'''

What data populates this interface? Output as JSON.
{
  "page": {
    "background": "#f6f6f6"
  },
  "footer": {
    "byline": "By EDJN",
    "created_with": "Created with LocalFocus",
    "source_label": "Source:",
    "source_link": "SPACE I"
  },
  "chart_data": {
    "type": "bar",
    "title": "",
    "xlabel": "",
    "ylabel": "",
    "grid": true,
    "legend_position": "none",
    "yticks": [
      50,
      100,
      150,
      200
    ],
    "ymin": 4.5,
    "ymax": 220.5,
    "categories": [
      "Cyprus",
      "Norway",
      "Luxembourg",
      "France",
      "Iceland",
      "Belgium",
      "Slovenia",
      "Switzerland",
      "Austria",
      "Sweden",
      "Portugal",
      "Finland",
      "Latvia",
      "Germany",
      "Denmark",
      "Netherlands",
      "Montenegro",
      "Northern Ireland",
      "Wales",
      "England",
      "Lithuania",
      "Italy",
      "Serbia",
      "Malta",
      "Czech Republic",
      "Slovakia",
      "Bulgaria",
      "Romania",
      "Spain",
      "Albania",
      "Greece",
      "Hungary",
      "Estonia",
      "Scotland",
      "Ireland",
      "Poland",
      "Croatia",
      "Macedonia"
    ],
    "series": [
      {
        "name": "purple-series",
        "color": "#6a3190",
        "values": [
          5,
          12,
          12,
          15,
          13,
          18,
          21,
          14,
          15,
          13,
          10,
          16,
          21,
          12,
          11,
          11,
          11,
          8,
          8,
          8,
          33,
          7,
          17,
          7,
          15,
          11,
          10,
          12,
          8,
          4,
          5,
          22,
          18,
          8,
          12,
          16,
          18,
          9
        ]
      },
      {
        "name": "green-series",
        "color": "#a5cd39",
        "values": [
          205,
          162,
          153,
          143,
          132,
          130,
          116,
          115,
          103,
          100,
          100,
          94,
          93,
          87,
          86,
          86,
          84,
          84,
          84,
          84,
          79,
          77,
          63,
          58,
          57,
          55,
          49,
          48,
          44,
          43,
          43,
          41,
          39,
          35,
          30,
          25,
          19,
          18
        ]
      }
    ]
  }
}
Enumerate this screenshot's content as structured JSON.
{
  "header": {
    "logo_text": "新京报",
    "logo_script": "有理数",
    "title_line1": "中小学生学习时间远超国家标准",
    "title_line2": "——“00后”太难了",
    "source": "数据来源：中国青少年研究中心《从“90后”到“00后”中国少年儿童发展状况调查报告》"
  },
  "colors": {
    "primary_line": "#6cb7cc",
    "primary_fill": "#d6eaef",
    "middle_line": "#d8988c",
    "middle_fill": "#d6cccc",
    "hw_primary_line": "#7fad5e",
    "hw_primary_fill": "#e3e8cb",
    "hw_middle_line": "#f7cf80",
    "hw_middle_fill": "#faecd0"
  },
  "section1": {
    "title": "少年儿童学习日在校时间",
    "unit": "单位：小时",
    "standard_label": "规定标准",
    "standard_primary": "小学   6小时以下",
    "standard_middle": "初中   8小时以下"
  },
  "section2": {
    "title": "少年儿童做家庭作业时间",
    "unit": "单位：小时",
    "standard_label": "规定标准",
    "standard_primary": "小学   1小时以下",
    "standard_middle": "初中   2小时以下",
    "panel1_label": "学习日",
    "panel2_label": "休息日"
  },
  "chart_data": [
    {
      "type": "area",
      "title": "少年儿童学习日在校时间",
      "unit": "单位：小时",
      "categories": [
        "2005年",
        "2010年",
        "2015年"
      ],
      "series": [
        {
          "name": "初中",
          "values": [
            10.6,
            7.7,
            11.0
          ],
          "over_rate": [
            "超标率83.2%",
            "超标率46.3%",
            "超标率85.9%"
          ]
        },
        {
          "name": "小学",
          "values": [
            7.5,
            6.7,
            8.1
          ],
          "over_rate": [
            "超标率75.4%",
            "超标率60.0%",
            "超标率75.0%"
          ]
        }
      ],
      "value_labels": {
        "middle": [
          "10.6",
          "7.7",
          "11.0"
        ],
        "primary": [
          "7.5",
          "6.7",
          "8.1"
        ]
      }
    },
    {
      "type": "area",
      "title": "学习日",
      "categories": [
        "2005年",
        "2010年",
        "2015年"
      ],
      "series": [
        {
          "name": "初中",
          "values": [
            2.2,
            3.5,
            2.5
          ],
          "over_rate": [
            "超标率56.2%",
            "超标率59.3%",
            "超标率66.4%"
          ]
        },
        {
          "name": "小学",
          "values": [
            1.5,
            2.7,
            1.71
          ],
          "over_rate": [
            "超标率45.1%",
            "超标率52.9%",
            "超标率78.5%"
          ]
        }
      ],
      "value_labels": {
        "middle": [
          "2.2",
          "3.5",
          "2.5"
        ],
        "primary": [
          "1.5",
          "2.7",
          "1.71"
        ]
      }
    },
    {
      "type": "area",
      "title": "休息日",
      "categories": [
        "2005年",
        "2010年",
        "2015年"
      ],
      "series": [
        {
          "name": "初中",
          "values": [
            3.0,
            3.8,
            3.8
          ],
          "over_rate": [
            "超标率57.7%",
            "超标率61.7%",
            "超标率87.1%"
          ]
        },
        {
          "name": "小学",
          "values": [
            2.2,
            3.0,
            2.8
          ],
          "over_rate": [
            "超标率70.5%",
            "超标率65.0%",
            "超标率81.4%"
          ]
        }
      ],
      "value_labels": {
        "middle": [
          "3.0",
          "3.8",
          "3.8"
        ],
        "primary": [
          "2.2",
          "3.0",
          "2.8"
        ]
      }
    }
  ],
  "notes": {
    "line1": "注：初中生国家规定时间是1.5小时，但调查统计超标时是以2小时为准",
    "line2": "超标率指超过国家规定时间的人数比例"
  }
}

'''

● **What you have to do**: Scan the material above. Extract every line in which the word "JSON" occurs.

● **Task response**:
What data populates this interface? Output as JSON.
Enumerate this screenshot's content as structured JSON.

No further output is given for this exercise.